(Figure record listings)
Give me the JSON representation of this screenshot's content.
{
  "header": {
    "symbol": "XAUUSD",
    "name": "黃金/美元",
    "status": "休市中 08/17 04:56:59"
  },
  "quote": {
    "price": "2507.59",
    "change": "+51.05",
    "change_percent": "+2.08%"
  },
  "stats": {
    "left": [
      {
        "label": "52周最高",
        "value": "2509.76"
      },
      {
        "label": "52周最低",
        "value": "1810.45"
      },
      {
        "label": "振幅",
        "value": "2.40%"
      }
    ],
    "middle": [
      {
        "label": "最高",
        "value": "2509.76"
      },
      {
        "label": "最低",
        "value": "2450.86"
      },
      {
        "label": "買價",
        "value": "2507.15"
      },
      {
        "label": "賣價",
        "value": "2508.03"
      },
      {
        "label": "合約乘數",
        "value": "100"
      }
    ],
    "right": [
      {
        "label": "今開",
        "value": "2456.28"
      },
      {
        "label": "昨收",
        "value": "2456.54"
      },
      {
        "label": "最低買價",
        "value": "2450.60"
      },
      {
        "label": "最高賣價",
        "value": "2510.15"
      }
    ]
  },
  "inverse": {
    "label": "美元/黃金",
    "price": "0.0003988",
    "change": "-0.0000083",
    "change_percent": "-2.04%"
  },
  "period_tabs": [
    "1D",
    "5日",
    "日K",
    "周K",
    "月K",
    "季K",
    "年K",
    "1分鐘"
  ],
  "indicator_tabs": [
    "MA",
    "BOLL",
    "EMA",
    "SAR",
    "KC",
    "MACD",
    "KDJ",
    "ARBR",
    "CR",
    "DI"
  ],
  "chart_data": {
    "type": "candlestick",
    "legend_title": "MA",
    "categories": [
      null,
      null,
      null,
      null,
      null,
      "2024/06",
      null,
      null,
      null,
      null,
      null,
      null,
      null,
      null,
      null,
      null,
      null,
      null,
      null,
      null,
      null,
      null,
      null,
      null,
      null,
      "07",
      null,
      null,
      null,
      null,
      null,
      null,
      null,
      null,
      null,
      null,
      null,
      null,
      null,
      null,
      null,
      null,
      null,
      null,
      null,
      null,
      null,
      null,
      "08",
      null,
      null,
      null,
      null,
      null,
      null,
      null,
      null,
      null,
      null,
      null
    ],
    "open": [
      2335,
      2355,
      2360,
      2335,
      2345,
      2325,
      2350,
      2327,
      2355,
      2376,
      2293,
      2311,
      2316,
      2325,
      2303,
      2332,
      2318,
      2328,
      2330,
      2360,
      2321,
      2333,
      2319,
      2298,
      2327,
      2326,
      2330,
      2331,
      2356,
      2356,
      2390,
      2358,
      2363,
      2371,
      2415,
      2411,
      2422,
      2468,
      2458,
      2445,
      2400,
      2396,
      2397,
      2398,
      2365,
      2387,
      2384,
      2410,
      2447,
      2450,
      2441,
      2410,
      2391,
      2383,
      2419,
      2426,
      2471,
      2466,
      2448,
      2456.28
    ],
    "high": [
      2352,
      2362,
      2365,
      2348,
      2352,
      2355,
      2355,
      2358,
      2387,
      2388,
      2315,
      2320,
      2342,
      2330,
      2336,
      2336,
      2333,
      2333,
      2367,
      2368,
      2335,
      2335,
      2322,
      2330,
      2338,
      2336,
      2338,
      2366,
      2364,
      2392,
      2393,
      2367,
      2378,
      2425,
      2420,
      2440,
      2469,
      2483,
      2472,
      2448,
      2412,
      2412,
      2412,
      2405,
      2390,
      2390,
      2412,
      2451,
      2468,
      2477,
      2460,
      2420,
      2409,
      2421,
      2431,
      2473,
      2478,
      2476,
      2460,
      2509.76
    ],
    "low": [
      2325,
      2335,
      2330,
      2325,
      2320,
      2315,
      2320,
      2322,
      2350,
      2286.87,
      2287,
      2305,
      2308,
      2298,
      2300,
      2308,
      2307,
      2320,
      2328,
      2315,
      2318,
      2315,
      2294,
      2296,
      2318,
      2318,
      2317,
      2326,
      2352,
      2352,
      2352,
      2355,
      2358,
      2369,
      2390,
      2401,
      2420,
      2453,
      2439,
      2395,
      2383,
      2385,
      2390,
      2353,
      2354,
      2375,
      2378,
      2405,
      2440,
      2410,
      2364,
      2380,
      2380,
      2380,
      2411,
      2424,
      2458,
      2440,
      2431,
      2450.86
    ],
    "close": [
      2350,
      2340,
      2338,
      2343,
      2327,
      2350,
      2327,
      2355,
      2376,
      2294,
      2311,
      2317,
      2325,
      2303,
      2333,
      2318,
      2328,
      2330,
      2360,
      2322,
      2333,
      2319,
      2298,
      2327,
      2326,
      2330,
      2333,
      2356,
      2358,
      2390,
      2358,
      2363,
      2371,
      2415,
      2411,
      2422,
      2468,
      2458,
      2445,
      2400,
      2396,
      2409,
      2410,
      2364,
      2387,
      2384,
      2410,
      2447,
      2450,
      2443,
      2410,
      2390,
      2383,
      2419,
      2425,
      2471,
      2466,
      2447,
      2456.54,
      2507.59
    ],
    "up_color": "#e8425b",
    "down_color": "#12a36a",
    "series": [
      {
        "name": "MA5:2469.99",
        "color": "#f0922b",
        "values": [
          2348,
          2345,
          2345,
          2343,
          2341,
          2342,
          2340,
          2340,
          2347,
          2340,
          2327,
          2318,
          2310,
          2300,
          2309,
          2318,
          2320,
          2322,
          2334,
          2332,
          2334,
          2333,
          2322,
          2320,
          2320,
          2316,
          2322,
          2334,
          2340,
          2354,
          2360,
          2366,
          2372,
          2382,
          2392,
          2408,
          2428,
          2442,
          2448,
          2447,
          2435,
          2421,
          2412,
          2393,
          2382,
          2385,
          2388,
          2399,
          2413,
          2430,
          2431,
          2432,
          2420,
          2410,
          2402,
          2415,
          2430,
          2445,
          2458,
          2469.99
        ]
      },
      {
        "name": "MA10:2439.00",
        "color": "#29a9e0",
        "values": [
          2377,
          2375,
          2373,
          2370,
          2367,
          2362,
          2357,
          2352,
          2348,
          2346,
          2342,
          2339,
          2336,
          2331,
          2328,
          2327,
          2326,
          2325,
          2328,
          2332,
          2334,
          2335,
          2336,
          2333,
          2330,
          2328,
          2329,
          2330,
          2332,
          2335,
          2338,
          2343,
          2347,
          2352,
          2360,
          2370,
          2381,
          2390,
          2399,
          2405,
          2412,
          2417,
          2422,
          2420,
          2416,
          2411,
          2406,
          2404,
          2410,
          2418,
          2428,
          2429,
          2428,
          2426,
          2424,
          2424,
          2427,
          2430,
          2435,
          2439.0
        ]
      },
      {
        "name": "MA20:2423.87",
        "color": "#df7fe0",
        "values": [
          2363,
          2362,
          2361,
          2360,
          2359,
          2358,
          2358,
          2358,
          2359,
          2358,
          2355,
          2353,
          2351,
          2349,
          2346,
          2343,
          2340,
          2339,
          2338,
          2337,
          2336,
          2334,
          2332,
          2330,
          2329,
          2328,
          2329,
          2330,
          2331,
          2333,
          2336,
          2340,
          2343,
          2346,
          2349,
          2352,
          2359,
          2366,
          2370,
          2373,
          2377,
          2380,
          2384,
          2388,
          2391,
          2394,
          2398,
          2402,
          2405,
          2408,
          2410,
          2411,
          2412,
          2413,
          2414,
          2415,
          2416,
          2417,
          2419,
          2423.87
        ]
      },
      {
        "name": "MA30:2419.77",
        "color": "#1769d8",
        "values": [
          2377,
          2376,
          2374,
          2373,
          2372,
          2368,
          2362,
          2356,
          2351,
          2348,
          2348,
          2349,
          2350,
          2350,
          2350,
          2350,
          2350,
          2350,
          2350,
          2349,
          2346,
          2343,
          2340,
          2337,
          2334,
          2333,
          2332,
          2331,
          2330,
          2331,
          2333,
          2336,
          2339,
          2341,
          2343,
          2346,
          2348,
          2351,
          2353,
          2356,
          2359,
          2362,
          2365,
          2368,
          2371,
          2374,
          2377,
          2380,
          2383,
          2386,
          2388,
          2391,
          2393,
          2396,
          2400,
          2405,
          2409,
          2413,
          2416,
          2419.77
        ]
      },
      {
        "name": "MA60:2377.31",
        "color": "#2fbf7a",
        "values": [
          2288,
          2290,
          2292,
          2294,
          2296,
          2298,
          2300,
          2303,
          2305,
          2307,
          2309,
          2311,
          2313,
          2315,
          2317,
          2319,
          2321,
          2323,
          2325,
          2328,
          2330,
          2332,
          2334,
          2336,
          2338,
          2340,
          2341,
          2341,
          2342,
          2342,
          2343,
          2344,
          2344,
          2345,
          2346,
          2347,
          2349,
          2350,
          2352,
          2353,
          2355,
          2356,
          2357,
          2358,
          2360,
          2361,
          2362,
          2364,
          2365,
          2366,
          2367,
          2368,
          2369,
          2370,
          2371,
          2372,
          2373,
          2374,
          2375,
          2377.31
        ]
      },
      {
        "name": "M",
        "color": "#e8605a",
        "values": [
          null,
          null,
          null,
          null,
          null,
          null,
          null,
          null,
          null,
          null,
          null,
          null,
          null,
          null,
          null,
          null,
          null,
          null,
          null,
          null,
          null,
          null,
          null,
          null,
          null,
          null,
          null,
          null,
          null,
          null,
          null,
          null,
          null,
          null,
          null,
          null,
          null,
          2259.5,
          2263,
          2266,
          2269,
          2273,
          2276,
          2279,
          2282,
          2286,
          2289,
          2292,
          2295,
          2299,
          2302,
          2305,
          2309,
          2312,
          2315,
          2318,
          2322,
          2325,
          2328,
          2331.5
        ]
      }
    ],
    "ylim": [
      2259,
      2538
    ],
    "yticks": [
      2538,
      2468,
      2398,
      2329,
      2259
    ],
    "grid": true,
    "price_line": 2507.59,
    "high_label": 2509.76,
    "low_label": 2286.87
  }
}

**Required work**:
Find all lines where the word "name" appears. Copy them.

**Result for this exercise**:
    "name": "黃金/美元",
        "name": "MA5:2469.99",
        "name": "MA10:2439.00",
        "name": "MA20:2423.87",
        "name": "MA30:2419.77",
        "name": "MA60:2377.31",
        "name": "M",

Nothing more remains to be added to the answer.